> Tasks
A. Which award did Past Reason Hated win, according to the Inspector Banks article?
B. Please repeat the Inspector Banks article word for word, starting at "Past Reason Hated won" and ending at "Awards for Best Novel.".

BEGIN Document passage

= Inspector Banks series =

Mystery book series by Peter Robinson

The Inspector Banks series is a collection of mystery novels by Peter Robinson about Detective Superintendent Alan Banks.

The series is set in the fictional English town of Eastvale in the Yorkshire Dales. Robinson has stated that Eastvale is modelled on Ripon and Richmond and is somewhere north of Ripon, close to the A1 road[sic].

A former member of the London Metropolitan Police, Inspector Alan Banks leaves the capital for a quieter life in the Dales. He resides in Gratly, specifically inspired by the real villages of Hawes and Gayle, in Wensleydale, North Yorkshire.

Since 2010, several of the novels have been adapted for television under the series title DCI Banks.

== Selected texts ==

=== Gallows View (1987) ===
Gallows View, the first novel in the series, was first published in 1987.

The novel follows Detective Chief Inspector Alan Banks, a perceptive, curious and compassionate policeman recently moved to the Yorkshire Dales from London to escape the stress of city life. His first cases involve a Peeping Tom frightening the women of Eastvale; two glue-sniffing young thugs breaking into homes and robbing people; and an old woman who may or may not have been murdered. In addition to all this, Banks has to deal with the local feminists and his attraction to a young psychologist, Jenny Fuller. As the tension mounts, both Jenny and Banks's wife, Sandra, are drawn deeper into the events. The cases weave together as the story reaches a tense and surprising climax.

=== Past Reason Hated (1991) ===
Past Reason Hated, the fifth novel in the series, was published in 1991.

The novel follows the case to solve the murder of Caroline Hartly, whose body of is found one evening before Christmas by her lover, Veronica Shildon. It is a cosy scene–log fire, sheepskin rug, Vivaldi on the stereo, Christmas lights and tree–but Caroline is naked and covered in blood. Detective Constable Susan Gay is the first detective at the scene. She has recently been promoted to C.I.D. and the case soon takes on overwhelming professional and personal importance for her. DC Gay and Chief Inspector Alan Banks soon find plenty of suspects as they begin to delve into Caroline's past and the women's present life: Veronica's ex-husband, who is a well-known composer; a feminist poet; the cast and crew of a play Caroline was rehearsing; and Caroline's eccentric, reclusive brother, Gary Hartley. Inspector Banks's fifth case is an ironic, suspenseful tale of family secrets, hidden passions and desperate violence.

Past Reason Hated won the 1992 Arthur Ellis Award for Best Novel.

=== Innocent Graves (1996) ===

Innocent Graves, the eighth novel in the series, was first printed in 1996.

The novel was selected by Publishers Weekly as one of the best mysteries of the year, nominated for the 1996 Hammett Prize, and won the 1997 Arthur Ellis Award for 'Best Novel'.

=== In a Dry Season (1999) ===

In a Dry Season, the tenth novel in the series, was published in 1999.

The novel is widely acclaimed as Robinson's best, a large step forward in ambition from previous books, and this was reflected in its critical and commercial response. The novel was nominated for the 1999 Hammett Prize, was shortlisted for the American Edgar Award, and won the 2000 Anthony and Barry Awards for Best Novel.

END Document passage
BEGIN Raw records

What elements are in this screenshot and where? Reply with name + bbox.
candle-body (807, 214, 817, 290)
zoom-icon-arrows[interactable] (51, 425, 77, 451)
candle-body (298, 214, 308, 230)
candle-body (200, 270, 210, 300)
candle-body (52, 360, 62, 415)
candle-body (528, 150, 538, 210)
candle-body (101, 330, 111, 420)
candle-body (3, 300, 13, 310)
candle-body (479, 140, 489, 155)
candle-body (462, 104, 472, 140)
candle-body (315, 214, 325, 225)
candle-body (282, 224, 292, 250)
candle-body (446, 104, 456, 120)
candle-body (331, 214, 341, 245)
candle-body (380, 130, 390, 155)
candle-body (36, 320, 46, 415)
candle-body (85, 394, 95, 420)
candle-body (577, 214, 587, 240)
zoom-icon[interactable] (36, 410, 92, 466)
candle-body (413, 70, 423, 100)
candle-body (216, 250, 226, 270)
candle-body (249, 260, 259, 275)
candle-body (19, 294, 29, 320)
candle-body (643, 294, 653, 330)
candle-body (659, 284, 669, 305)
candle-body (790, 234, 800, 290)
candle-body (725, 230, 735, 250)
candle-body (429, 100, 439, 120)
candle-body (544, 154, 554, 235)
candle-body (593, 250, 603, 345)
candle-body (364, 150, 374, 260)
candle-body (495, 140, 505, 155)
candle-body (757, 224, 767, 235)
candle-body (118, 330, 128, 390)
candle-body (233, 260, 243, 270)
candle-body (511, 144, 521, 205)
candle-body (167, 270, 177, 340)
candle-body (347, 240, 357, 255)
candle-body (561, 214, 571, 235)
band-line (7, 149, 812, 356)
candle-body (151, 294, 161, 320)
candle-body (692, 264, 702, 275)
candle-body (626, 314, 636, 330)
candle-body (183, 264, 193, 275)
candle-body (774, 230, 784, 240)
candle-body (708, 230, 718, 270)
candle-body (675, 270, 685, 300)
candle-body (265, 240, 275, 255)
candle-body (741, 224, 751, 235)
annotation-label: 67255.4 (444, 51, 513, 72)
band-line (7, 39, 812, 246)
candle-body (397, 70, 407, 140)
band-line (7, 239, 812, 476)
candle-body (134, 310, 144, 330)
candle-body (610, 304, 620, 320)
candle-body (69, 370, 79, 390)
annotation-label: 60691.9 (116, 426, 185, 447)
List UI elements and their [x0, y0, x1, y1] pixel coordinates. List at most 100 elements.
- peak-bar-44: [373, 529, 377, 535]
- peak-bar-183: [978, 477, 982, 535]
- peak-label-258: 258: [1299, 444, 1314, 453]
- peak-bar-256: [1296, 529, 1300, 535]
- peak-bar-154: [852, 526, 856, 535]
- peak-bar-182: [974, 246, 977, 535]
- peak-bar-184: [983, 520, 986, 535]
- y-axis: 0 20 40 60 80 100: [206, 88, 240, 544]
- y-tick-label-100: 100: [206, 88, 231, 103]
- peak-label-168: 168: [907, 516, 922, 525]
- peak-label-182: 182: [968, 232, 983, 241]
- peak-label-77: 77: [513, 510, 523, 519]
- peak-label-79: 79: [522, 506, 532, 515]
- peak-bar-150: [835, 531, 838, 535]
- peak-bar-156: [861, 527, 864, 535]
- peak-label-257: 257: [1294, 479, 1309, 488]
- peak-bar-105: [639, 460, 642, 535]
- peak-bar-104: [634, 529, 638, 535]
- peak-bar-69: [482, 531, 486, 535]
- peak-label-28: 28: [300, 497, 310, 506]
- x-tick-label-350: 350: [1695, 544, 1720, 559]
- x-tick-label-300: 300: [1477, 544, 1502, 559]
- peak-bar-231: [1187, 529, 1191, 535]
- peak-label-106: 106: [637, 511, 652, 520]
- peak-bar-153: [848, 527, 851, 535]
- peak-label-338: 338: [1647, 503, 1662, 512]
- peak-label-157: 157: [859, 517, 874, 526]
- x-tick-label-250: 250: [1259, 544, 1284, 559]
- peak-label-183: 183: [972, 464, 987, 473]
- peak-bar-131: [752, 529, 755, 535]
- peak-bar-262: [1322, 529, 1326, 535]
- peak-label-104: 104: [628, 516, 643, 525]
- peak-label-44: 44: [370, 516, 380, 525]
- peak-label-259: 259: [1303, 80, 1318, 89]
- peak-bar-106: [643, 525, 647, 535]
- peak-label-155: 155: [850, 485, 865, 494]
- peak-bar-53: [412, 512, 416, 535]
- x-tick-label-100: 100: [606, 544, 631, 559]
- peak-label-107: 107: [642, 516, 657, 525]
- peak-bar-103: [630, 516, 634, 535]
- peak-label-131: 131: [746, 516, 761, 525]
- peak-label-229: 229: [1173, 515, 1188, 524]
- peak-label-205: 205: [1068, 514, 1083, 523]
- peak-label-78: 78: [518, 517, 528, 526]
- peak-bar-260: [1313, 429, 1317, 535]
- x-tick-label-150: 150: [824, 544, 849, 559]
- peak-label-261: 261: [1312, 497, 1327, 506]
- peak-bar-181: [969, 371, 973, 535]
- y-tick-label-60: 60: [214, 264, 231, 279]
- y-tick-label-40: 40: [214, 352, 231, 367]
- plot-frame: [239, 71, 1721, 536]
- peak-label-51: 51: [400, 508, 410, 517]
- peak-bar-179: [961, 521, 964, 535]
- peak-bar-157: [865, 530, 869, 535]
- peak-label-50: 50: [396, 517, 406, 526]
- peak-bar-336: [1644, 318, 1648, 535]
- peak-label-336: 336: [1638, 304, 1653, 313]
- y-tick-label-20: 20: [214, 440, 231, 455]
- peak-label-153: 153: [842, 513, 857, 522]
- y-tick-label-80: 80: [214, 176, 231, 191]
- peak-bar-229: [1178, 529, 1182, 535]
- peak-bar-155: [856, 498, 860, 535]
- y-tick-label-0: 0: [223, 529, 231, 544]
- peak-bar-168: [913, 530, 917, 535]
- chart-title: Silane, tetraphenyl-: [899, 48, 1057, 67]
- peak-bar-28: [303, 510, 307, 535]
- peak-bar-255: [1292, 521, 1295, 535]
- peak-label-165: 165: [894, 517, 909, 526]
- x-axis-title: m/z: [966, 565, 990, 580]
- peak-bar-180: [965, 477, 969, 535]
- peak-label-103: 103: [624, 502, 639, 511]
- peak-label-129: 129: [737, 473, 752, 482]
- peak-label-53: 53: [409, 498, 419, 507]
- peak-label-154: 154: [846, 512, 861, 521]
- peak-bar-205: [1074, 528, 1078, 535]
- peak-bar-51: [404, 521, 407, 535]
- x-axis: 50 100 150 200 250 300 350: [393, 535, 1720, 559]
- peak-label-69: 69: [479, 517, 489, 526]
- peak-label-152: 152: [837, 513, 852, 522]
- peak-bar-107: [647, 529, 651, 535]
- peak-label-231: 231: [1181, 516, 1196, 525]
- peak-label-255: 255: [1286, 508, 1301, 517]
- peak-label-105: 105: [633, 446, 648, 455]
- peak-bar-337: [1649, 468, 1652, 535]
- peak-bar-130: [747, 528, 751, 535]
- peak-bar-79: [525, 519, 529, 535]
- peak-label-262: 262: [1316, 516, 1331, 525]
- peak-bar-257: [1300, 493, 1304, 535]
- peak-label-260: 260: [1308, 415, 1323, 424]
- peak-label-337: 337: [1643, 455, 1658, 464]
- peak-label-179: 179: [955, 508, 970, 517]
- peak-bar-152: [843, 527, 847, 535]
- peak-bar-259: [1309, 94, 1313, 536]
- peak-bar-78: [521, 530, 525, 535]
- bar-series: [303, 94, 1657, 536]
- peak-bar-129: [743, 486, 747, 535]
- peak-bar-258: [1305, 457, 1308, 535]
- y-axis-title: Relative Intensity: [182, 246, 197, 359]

END Raw records

> Problem solutions
A. The 1992 Arthur Ellis Award for Best Novel.

B.
Past Reason Hated won the 1992 Arthur Ellis Award for Best Novel.

=== Innocent Graves (1996) ===

Innocent Graves, the eighth novel in the series, was first printed in 1996.

The novel was selected by Publishers Weekly as one of the best mysteries of the year, nominated for the 1996 Hammett Prize, and won the 1997 Arthur Ellis Award for 'Best Novel'.

=== In a Dry Season (1999) ===

In a Dry Season, the tenth novel in the series, was published in 1999.

The novel is widely acclaimed as Robinson's best, a large step forward in ambition from previous books, and this was reflected in its critical and commercial response. The novel was nominated for the 1999 Hammett Prize, was shortlisted for the American Edgar Award, and won the 2000 Anthony and Barry Awards for Best Novel.